_AIM OF THE EXERCISE_
Your task is to print all of the material verbatim.

_SUPPLIED RECORDS_

########

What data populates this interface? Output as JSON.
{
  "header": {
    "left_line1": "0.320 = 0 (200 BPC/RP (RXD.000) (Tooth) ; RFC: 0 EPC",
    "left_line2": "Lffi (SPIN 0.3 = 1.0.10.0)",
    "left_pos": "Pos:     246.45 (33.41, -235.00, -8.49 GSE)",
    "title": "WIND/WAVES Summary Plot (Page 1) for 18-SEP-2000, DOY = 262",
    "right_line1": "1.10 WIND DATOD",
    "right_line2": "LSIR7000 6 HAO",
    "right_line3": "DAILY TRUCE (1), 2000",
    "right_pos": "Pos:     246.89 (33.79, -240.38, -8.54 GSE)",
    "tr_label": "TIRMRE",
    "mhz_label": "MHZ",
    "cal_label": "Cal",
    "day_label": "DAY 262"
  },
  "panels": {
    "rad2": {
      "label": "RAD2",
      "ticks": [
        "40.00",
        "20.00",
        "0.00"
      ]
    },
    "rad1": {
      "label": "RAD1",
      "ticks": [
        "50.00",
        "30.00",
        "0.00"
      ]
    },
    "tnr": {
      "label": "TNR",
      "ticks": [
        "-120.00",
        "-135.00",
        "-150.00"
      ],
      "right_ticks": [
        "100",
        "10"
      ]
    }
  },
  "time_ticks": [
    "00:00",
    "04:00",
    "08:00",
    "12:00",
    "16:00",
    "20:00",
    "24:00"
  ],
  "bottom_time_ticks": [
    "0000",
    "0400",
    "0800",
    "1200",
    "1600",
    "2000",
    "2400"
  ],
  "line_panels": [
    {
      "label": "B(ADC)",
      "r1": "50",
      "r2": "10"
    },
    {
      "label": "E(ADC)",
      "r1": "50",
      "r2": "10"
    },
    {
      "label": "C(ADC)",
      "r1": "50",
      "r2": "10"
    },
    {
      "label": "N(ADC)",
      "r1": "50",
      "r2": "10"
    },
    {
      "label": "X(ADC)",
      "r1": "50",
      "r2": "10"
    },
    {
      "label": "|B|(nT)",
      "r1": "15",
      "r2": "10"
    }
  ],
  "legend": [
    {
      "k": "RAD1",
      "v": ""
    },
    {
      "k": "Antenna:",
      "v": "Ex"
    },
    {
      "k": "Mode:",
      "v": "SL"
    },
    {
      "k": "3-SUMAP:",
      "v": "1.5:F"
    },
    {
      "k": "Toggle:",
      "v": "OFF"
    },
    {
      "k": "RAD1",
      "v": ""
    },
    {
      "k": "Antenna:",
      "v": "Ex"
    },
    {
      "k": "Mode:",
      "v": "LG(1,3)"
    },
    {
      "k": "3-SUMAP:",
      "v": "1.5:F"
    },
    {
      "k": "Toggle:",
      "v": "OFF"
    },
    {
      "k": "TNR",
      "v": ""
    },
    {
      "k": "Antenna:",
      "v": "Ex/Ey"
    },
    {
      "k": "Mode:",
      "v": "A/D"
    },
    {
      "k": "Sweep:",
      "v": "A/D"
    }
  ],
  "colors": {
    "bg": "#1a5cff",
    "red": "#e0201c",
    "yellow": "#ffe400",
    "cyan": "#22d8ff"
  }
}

########

_CORRECT RESPONSE_
What data populates this interface? Output as JSON.
{
  "header": {
    "left_line1": "0.320 = 0 (200 BPC/RP (RXD.000) (Tooth) ; RFC: 0 EPC",
    "left_line2": "Lffi (SPIN 0.3 = 1.0.10.0)",
    "left_pos": "Pos:     246.45 (33.41, -235.00, -8.49 GSE)",
    "title": "WIND/WAVES Summary Plot (Page 1) for 18-SEP-2000, DOY = 262",
    "right_line1": "1.10 WIND DATOD",
    "right_line2": "LSIR7000 6 HAO",
    "right_line3": "DAILY TRUCE (1), 2000",
    "right_pos": "Pos:     246.89 (33.79, -240.38, -8.54 GSE)",
    "tr_label": "TIRMRE",
    "mhz_label": "MHZ",
    "cal_label": "Cal",
    "day_label": "DAY 262"
  },
  "panels": {
    "rad2": {
      "label": "RAD2",
      "ticks": [
        "40.00",
        "20.00",
        "0.00"
      ]
    },
    "rad1": {
      "label": "RAD1",
      "ticks": [
        "50.00",
        "30.00",
        "0.00"
      ]
    },
    "tnr": {
      "label": "TNR",
      "ticks": [
        "-120.00",
        "-135.00",
        "-150.00"
      ],
      "right_ticks": [
        "100",
        "10"
      ]
    }
  },
  "time_ticks": [
    "00:00",
    "04:00",
    "08:00",
    "12:00",
    "16:00",
    "20:00",
    "24:00"
  ],
  "bottom_time_ticks": [
    "0000",
    "0400",
    "0800",
    "1200",
    "1600",
    "2000",
    "2400"
  ],
  "line_panels": [
    {
      "label": "B(ADC)",
      "r1": "50",
      "r2": "10"
    },
    {
      "label": "E(ADC)",
      "r1": "50",
      "r2": "10"
    },
    {
      "label": "C(ADC)",
      "r1": "50",
      "r2": "10"
    },
    {
      "label": "N(ADC)",
      "r1": "50",
      "r2": "10"
    },
    {
      "label": "X(ADC)",
      "r1": "50",
      "r2": "10"
    },
    {
      "label": "|B|(nT)",
      "r1": "15",
      "r2": "10"
    }
  ],
  "legend": [
    {
      "k": "RAD1",
      "v": ""
    },
    {
      "k": "Antenna:",
      "v": "Ex"
    },
    {
      "k": "Mode:",
      "v": "SL"
    },
    {
      "k": "3-SUMAP:",
      "v": "1.5:F"
    },
    {
      "k": "Toggle:",
      "v": "OFF"
    },
    {
      "k": "RAD1",
      "v": ""
    },
    {
      "k": "Antenna:",
      "v": "Ex"
    },
    {
      "k": "Mode:",
      "v": "LG(1,3)"
    },
    {
      "k": "3-SUMAP:",
      "v": "1.5:F"
    },
    {
      "k": "Toggle:",
      "v": "OFF"
    },
    {
      "k": "TNR",
      "v": ""
    },
    {
      "k": "Antenna:",
      "v": "Ex/Ey"
    },
    {
      "k": "Mode:",
      "v": "A/D"
    },
    {
      "k": "Sweep:",
      "v": "A/D"
    }
  ],
  "colors": {
    "bg": "#1a5cff",
    "red": "#e0201c",
    "yellow": "#ffe400",
    "cyan": "#22d8ff"
  }
}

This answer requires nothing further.